• [EXTRACTED MATERIAL]:

[Start of Attachment]

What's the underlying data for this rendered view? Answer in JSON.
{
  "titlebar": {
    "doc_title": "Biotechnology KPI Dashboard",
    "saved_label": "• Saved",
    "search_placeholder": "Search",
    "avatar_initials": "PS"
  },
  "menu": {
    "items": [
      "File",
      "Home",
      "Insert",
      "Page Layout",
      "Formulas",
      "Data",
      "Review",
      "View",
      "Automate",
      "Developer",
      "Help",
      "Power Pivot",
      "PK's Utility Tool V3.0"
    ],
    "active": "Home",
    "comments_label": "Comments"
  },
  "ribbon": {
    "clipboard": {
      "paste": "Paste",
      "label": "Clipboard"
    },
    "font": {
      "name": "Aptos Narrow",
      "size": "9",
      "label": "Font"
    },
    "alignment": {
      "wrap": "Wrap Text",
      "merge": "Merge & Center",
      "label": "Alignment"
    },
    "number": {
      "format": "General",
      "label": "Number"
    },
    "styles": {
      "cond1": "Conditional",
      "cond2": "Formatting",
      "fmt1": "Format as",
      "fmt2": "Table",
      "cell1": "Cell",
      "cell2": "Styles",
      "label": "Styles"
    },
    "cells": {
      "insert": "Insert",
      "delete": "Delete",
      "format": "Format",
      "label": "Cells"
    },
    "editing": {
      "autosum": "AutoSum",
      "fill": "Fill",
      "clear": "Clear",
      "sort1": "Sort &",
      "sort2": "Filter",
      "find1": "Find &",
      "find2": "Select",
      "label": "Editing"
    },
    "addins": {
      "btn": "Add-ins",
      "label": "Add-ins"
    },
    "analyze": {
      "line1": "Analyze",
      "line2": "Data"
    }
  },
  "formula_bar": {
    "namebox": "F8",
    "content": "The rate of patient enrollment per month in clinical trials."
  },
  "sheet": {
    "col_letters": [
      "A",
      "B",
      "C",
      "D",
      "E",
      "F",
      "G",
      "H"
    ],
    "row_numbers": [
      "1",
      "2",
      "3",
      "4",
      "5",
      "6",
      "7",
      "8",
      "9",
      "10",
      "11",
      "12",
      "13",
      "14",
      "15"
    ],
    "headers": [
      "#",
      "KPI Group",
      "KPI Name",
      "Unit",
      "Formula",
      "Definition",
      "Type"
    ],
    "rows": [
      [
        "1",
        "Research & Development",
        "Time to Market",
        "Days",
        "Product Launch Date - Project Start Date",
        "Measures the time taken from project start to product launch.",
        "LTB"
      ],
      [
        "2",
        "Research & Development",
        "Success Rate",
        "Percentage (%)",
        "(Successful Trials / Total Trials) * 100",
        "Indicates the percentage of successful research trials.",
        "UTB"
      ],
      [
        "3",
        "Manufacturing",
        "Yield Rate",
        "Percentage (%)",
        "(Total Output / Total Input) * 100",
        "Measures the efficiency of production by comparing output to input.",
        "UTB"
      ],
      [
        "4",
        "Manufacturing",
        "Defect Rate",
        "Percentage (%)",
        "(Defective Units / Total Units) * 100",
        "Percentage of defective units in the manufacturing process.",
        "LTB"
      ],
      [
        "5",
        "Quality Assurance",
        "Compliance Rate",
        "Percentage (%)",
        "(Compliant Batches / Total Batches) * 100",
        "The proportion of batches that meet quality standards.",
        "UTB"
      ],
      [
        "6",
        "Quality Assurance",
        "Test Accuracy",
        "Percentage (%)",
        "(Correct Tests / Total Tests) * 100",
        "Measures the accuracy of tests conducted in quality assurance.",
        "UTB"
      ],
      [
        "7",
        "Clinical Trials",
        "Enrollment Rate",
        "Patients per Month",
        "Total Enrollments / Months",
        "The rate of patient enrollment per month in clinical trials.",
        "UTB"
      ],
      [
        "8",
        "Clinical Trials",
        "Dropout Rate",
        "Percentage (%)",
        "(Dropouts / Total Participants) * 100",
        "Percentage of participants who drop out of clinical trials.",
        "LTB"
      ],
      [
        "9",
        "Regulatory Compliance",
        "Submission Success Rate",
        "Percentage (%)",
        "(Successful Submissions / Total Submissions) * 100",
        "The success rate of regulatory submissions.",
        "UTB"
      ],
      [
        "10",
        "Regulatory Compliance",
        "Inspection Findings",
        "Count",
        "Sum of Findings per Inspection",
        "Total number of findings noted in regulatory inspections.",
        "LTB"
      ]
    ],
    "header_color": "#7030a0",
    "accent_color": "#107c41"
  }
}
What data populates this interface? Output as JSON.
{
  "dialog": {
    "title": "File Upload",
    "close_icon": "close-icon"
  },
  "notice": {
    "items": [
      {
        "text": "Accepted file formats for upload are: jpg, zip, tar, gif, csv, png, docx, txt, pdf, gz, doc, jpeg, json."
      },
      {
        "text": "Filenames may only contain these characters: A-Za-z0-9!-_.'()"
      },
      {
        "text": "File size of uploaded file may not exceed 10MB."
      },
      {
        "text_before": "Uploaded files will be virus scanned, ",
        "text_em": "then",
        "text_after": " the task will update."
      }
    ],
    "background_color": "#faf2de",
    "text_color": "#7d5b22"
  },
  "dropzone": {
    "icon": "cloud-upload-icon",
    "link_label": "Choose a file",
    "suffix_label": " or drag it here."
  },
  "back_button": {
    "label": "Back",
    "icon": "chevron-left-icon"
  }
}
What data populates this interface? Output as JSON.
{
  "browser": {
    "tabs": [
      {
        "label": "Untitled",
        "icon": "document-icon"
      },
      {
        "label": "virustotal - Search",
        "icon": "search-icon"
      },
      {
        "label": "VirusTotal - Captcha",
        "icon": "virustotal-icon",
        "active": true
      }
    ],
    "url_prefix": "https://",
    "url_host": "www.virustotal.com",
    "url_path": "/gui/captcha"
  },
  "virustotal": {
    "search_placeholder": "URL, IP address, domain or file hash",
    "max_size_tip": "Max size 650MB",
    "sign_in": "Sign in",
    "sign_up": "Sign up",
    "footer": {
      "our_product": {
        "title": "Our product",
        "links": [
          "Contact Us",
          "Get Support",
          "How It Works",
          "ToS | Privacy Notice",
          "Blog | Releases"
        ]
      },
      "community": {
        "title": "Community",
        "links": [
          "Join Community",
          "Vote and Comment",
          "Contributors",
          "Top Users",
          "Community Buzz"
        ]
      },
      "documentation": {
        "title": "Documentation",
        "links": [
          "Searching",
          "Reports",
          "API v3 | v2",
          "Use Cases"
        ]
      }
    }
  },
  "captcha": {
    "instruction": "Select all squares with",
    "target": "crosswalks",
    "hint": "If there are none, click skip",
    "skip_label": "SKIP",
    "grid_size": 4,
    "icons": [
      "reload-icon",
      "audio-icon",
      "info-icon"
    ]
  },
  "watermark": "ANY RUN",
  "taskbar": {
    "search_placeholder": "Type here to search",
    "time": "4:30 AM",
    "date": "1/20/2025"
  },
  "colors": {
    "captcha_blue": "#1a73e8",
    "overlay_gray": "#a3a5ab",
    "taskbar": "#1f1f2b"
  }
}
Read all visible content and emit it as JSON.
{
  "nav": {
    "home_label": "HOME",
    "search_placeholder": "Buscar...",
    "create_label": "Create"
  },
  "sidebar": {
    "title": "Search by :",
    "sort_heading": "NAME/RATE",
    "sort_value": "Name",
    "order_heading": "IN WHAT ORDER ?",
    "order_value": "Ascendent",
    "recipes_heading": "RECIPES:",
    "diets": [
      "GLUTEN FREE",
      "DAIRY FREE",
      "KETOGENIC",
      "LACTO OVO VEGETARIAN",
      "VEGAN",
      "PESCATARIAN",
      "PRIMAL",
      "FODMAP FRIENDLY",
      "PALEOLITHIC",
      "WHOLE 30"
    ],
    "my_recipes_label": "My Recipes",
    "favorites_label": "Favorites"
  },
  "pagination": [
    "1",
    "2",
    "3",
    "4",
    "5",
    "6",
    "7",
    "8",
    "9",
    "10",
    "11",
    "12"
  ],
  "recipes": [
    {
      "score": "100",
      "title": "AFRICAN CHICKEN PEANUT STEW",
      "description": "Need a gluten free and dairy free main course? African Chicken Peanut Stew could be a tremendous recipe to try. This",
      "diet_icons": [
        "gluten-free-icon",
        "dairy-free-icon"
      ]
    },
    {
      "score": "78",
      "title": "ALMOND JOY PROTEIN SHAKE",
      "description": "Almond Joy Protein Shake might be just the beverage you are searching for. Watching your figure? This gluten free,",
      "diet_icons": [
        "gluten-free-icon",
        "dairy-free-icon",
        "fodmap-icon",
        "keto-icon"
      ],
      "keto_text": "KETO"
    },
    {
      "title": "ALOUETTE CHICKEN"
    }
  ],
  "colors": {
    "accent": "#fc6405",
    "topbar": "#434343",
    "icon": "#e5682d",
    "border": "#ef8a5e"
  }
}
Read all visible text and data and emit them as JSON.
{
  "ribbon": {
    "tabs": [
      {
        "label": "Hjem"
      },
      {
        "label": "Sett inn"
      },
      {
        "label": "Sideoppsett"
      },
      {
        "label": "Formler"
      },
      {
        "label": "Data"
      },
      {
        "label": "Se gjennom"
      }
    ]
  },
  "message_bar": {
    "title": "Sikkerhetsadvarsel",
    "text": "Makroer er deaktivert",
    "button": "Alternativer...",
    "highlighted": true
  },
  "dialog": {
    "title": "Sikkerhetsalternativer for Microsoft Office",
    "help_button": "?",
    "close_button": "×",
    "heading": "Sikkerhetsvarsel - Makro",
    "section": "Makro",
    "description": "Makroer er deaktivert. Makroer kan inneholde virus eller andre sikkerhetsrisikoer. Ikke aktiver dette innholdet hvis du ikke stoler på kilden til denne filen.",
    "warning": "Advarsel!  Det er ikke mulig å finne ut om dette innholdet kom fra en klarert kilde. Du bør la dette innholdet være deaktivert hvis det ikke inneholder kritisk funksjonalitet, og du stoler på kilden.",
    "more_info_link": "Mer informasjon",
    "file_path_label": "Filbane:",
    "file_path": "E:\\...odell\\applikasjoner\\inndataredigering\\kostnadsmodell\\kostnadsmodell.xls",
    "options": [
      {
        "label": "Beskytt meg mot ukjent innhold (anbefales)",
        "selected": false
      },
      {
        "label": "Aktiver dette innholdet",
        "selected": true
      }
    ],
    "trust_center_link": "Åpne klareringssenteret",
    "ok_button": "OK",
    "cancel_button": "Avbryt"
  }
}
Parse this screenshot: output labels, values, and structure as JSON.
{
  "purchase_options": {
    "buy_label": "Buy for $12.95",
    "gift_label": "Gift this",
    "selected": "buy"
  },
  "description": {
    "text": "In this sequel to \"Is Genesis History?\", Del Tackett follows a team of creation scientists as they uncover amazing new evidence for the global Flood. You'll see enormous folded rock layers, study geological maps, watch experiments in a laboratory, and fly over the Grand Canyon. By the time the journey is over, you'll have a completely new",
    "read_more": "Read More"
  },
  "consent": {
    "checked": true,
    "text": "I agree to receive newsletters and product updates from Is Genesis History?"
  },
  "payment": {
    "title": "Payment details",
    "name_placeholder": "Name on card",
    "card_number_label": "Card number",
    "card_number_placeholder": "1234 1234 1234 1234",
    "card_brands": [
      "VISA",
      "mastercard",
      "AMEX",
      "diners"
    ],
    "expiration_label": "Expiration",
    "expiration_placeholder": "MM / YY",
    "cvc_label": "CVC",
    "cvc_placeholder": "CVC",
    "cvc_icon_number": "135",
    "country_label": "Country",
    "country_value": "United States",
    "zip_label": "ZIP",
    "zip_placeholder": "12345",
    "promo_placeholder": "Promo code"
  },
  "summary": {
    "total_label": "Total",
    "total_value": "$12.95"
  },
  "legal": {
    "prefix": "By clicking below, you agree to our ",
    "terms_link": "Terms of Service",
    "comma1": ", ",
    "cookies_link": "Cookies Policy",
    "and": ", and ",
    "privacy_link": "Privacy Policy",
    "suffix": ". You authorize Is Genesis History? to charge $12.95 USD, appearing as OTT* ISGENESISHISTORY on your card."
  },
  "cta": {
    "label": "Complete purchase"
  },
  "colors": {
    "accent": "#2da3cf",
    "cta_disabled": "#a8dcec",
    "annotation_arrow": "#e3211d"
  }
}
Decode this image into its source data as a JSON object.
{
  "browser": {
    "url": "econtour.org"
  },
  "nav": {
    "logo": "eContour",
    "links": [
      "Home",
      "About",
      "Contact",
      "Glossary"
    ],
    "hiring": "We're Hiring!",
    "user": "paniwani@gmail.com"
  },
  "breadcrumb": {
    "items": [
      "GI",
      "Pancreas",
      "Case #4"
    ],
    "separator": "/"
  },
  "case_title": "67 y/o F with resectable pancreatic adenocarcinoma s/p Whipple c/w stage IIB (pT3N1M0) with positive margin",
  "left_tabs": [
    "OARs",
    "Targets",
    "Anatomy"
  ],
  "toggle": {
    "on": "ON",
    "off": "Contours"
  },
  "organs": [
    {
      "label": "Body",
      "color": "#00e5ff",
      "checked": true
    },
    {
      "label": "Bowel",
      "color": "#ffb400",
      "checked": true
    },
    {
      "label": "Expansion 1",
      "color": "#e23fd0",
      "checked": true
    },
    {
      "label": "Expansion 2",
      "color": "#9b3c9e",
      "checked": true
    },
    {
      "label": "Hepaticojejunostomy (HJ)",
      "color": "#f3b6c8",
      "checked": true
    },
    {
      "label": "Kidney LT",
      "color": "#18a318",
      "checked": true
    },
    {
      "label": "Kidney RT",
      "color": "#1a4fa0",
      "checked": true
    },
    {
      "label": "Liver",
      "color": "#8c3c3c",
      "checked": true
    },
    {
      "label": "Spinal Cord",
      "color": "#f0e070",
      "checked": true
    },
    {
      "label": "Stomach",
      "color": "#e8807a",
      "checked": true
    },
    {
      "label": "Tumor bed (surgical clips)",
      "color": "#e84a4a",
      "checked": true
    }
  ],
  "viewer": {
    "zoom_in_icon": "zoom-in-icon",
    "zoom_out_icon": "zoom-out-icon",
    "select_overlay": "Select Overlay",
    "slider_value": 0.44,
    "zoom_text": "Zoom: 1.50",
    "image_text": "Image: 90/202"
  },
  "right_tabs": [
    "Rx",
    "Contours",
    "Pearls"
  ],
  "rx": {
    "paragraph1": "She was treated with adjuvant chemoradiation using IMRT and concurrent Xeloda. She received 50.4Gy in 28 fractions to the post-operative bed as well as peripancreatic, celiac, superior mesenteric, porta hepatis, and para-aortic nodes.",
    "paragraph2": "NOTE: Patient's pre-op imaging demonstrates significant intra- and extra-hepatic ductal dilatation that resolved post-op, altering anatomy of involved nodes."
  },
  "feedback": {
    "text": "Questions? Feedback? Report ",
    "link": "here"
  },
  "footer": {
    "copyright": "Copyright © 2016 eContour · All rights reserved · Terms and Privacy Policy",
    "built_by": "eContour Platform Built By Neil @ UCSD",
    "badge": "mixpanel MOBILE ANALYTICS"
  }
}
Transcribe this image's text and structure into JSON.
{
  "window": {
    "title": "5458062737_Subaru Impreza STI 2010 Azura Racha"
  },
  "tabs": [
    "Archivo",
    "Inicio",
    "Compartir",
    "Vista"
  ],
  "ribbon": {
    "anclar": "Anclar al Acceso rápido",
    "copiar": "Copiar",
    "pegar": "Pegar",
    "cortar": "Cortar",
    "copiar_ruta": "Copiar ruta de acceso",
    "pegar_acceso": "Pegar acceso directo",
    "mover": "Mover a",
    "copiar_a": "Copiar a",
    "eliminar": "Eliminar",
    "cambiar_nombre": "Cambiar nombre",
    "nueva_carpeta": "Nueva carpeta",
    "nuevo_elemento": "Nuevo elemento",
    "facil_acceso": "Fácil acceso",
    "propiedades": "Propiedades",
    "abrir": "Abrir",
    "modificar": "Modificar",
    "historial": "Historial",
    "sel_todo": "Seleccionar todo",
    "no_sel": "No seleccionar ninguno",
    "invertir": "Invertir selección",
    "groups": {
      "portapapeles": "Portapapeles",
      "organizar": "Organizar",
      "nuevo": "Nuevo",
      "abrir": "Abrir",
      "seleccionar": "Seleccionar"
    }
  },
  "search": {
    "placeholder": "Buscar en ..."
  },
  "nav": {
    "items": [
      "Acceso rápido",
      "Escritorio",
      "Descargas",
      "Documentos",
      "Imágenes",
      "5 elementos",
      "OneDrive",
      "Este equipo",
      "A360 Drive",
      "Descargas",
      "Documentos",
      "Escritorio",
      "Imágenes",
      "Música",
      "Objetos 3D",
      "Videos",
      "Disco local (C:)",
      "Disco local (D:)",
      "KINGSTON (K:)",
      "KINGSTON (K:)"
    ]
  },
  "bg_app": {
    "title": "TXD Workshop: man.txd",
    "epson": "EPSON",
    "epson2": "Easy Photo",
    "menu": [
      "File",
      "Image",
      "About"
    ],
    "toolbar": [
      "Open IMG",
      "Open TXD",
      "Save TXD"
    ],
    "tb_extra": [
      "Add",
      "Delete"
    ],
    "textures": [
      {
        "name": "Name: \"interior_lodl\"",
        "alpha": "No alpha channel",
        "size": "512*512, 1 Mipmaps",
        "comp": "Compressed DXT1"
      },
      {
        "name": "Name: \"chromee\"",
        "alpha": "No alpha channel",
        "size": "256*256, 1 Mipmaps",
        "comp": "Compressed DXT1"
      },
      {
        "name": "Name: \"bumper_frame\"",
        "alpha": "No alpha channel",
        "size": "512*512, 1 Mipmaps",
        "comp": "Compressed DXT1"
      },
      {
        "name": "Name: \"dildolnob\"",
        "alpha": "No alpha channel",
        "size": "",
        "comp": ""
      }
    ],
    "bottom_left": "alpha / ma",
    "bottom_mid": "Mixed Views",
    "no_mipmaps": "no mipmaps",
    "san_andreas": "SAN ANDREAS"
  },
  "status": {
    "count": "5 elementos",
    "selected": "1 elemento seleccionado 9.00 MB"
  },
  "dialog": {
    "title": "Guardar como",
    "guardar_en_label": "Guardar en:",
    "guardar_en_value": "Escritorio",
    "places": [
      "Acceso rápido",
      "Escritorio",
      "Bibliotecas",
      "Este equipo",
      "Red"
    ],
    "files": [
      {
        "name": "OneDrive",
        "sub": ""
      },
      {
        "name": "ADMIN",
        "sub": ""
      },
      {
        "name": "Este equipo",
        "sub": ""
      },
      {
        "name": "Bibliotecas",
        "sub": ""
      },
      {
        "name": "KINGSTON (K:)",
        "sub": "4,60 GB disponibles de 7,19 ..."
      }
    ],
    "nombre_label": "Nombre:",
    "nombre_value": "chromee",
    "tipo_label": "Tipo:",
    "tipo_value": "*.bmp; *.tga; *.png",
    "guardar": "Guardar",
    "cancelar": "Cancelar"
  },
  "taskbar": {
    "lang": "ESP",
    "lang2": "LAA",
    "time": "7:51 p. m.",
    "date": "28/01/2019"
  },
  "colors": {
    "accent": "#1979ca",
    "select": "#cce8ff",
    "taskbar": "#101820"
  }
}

[End of Attachment]

• [PROBLEM TO WORK ON]:
Please tally the lines of the entries that contain the string "Makroer" and reply with the count alone.

• [ANSWER BOX]:
2